* begin RECORDED INFORMATION *
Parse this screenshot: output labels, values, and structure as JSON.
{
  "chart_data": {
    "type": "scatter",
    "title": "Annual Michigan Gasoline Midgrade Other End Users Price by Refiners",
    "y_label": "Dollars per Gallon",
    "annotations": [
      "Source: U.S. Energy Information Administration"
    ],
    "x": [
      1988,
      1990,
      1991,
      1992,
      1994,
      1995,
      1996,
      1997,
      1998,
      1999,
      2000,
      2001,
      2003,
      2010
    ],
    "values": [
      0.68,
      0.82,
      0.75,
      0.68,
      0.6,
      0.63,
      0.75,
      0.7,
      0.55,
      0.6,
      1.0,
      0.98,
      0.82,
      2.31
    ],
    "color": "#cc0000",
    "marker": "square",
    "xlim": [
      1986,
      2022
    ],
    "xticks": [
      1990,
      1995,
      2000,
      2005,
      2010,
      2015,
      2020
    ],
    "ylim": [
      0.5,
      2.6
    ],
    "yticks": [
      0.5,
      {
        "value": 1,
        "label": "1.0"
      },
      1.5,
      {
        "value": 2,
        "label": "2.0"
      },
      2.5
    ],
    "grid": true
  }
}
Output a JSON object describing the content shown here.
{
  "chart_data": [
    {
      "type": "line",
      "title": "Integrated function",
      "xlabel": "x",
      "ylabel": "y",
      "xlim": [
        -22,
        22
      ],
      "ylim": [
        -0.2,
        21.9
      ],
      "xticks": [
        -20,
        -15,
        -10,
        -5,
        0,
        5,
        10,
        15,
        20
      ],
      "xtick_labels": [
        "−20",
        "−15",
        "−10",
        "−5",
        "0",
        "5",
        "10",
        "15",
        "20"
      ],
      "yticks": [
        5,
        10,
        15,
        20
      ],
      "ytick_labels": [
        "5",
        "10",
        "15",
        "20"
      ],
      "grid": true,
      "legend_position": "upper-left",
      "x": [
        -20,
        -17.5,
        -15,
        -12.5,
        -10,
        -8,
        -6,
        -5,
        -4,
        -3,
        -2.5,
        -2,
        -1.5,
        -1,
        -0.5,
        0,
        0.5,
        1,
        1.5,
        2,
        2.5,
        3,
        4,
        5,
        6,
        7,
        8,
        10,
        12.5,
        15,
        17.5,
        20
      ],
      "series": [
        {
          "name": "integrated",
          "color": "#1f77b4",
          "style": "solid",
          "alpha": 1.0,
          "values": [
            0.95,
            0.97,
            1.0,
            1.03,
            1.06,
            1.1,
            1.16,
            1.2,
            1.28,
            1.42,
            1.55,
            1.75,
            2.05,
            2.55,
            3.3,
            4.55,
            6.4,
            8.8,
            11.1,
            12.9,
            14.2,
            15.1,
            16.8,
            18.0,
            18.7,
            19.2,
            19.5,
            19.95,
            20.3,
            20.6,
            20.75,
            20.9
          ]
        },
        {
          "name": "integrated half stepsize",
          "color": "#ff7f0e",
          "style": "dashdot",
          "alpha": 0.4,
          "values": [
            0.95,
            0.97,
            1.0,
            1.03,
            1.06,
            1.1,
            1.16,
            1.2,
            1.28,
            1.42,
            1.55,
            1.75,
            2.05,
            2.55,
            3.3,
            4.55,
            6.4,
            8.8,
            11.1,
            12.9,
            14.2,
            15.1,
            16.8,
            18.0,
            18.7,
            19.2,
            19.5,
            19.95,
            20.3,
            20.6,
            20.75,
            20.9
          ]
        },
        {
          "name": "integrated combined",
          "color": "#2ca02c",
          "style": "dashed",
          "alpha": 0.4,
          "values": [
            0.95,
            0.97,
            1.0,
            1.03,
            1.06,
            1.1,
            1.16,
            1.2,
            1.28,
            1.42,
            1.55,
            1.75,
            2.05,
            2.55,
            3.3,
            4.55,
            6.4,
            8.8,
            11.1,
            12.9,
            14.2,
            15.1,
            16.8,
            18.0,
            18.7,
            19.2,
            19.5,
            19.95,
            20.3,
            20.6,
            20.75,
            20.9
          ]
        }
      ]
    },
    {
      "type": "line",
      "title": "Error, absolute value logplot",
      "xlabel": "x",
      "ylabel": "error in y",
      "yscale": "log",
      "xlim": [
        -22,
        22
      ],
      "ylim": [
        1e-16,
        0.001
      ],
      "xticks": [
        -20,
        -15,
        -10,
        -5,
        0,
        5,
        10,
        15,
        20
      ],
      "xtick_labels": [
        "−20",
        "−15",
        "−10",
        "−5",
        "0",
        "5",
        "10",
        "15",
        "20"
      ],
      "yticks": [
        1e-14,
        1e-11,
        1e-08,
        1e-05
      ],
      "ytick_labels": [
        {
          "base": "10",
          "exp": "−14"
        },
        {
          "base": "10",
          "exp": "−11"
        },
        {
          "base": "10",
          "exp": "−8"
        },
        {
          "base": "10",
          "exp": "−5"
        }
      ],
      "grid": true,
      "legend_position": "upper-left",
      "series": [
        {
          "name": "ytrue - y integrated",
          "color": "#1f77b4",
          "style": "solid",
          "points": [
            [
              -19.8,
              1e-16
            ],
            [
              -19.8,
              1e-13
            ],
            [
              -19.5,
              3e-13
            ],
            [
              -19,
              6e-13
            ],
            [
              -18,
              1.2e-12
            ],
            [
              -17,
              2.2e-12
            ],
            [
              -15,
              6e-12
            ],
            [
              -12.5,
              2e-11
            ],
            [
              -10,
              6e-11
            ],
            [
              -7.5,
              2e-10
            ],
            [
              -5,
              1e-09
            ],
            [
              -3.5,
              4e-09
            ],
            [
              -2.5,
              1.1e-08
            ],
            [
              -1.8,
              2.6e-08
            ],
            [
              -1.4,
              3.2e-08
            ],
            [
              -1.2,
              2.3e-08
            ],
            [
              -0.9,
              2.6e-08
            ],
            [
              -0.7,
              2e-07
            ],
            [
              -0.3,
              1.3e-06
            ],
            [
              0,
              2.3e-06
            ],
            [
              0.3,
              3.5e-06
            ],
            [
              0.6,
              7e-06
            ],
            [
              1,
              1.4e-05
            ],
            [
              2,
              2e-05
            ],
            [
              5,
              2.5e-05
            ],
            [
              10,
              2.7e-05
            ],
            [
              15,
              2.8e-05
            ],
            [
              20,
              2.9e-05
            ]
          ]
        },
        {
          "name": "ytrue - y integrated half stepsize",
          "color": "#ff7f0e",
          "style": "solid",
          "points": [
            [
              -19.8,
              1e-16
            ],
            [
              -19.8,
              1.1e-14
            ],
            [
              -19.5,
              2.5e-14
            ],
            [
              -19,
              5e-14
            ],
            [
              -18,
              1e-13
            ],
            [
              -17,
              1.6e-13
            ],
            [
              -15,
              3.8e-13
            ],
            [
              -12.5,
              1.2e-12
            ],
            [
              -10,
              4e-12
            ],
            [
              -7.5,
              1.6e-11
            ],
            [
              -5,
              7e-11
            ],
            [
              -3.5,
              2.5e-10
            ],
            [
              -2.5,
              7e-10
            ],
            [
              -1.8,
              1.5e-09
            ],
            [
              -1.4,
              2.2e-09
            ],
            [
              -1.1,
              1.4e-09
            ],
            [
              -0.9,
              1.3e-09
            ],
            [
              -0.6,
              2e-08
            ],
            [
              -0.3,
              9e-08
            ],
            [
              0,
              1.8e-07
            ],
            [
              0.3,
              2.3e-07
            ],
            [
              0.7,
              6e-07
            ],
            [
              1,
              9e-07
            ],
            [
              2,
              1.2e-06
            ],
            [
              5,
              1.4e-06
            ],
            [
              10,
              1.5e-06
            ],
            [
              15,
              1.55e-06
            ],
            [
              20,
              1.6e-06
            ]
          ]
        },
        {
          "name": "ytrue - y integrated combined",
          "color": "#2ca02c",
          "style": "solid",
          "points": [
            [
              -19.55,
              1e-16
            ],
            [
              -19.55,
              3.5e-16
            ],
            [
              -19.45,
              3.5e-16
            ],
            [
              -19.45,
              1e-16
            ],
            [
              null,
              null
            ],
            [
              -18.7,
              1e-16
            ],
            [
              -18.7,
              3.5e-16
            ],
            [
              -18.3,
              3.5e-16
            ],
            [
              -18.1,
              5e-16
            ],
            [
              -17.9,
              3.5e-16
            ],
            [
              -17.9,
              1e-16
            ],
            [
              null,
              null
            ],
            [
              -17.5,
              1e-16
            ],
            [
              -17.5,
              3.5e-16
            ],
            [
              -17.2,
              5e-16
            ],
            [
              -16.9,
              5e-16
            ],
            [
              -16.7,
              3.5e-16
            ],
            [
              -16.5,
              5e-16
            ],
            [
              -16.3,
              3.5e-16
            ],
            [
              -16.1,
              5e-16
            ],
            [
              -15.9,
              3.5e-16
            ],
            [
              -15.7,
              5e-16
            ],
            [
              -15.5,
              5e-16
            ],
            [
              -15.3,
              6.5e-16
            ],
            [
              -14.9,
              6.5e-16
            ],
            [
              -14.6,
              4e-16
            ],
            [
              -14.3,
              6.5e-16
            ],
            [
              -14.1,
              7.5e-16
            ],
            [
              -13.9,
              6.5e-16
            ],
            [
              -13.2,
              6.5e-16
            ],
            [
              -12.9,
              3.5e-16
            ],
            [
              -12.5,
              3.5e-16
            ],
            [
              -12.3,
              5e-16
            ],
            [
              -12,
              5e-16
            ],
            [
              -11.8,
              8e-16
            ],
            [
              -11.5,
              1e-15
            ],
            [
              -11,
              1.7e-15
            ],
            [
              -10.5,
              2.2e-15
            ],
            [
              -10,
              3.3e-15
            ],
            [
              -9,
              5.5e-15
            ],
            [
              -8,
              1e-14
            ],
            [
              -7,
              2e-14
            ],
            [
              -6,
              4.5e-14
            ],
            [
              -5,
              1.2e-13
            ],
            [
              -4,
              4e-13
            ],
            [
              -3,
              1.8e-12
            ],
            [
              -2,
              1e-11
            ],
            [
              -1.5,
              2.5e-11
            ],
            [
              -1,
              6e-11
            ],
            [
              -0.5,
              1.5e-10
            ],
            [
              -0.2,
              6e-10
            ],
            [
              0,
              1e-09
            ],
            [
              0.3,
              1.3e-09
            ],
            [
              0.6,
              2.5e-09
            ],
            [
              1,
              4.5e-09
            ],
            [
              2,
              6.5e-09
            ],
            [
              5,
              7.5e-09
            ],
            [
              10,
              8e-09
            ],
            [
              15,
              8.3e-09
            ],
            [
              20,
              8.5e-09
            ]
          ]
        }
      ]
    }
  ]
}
* end RECORDED INFORMATION *
• _TASK GOAL_:
From the data above, copy each line where the string "stepsize" appears.

• _RESULT OF THIS EXERCISE_:
          "name": "integrated half stepsize",
          "name": "ytrue - y integrated half stepsize",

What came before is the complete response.